#### MATERIALS PROVIDED

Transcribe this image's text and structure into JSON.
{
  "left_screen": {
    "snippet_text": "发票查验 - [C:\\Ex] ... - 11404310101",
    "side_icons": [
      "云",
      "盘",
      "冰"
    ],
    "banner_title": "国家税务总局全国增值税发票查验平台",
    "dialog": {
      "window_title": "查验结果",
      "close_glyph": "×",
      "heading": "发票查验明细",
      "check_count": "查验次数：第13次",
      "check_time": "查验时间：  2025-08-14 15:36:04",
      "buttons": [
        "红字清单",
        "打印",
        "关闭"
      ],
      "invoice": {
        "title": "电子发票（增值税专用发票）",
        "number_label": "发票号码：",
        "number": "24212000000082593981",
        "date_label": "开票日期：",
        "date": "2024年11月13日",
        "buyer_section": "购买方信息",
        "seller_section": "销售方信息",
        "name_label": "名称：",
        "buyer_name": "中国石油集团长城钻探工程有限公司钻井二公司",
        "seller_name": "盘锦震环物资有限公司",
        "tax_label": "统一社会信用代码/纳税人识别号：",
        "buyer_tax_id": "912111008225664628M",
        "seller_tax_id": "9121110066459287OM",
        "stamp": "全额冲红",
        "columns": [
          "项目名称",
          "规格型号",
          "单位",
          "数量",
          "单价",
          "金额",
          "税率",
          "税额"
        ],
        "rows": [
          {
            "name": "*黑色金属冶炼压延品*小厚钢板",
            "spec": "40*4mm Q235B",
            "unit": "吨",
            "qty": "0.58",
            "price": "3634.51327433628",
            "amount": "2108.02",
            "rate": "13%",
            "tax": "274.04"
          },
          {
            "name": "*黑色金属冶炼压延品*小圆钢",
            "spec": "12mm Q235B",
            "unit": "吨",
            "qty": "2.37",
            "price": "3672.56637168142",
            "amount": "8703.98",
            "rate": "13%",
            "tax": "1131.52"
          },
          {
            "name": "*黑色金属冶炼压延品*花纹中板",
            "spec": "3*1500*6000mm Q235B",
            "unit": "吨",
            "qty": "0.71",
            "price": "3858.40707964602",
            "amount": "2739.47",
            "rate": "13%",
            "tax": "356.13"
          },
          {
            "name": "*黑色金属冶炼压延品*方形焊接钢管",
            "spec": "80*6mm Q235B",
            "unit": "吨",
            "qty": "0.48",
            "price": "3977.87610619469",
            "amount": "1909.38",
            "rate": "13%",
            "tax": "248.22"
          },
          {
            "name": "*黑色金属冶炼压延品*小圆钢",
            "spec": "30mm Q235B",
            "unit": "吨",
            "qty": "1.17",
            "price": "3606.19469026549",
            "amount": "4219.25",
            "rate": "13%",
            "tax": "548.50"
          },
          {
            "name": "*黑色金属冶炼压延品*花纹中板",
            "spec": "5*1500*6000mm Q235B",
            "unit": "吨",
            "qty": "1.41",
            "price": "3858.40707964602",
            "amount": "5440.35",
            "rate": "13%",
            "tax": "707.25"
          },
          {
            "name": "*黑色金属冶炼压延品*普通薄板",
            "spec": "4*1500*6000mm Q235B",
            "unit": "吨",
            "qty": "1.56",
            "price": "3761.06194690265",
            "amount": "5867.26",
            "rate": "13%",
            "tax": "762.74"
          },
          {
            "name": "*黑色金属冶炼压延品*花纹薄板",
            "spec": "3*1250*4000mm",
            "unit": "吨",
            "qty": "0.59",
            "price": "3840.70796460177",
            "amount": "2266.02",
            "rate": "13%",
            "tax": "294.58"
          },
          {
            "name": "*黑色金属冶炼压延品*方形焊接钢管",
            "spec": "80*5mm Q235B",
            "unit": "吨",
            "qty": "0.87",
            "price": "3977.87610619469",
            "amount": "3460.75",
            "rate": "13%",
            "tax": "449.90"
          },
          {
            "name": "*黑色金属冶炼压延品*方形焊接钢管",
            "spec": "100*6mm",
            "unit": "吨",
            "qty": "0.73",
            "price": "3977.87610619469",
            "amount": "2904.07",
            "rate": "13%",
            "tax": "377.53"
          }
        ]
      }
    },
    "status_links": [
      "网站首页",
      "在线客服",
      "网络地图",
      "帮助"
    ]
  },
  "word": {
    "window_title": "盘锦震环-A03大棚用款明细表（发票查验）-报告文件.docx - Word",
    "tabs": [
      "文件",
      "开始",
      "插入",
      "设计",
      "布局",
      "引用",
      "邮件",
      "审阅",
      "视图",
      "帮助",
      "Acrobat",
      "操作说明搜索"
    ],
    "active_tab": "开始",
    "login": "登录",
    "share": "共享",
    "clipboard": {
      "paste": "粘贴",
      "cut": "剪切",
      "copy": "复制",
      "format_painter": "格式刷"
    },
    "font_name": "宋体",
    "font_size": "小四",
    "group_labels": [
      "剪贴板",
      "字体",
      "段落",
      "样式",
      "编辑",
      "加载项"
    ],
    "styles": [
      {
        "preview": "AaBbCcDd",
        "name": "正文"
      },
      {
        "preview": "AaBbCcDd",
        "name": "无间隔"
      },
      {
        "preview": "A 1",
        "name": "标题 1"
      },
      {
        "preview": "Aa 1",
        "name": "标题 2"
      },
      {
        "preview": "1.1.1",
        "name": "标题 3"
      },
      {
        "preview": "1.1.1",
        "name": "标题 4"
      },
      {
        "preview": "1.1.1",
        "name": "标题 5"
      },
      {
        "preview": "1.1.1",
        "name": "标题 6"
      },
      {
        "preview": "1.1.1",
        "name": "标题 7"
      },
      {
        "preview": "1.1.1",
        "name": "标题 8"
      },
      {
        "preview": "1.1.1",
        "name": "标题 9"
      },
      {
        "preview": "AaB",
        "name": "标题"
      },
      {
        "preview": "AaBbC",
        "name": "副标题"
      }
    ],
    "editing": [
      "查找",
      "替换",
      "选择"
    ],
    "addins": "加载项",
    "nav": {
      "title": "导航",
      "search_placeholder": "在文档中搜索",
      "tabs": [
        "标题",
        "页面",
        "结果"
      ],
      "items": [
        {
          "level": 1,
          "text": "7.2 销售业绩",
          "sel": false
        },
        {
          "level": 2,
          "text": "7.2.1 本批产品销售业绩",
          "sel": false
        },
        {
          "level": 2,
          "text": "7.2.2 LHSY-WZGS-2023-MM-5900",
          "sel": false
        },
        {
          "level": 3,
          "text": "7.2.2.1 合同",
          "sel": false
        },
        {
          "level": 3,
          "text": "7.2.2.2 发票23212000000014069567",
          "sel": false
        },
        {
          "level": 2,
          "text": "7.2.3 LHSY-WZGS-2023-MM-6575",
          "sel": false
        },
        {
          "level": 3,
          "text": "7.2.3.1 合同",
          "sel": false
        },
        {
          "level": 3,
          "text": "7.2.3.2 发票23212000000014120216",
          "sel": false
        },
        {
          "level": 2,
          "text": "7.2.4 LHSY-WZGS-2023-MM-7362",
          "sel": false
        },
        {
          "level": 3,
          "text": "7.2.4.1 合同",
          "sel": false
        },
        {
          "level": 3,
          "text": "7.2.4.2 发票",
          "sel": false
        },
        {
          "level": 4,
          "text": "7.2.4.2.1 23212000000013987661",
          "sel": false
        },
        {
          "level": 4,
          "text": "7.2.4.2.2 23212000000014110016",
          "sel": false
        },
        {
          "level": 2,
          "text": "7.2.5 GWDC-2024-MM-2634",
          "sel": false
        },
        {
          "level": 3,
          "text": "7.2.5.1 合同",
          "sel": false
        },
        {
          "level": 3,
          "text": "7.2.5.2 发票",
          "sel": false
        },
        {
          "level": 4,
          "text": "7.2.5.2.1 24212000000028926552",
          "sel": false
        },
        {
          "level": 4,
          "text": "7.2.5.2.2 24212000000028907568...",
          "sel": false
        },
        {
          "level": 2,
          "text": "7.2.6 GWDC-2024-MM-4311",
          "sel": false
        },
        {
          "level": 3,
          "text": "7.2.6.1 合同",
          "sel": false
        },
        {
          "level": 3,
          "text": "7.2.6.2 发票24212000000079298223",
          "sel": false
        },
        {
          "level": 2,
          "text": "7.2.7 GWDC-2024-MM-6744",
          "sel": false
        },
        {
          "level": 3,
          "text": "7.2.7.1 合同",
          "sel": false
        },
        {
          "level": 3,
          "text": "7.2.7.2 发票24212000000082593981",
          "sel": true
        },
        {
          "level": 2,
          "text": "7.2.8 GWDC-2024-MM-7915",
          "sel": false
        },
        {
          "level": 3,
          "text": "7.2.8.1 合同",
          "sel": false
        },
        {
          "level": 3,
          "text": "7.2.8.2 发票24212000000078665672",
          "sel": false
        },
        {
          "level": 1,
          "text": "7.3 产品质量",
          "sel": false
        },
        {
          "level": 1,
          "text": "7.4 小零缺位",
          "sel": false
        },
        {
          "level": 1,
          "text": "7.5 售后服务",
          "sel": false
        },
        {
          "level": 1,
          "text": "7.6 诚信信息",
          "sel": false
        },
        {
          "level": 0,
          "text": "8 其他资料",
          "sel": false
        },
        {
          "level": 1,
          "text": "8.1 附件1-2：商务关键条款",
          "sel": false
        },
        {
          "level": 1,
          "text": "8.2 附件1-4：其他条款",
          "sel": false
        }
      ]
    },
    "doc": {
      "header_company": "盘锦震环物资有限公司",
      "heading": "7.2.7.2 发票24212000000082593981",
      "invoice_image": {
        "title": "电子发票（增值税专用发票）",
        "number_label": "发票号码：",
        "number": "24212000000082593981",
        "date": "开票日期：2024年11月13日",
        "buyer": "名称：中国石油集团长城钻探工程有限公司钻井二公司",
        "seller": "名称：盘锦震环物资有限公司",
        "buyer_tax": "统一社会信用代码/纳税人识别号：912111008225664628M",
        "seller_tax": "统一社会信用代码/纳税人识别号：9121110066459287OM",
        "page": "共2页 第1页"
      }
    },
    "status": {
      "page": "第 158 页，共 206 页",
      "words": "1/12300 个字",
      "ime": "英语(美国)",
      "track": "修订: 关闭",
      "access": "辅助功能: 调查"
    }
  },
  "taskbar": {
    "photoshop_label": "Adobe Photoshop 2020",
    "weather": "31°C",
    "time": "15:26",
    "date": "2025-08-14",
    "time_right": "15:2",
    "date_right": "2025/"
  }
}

########

SET PROBLEM: Copy each line in the data that holds the word "heading".

OUTPUT BELOW:
      "heading": "发票查验明细",
      "heading": "7.2.7.2 发票24212000000082593981",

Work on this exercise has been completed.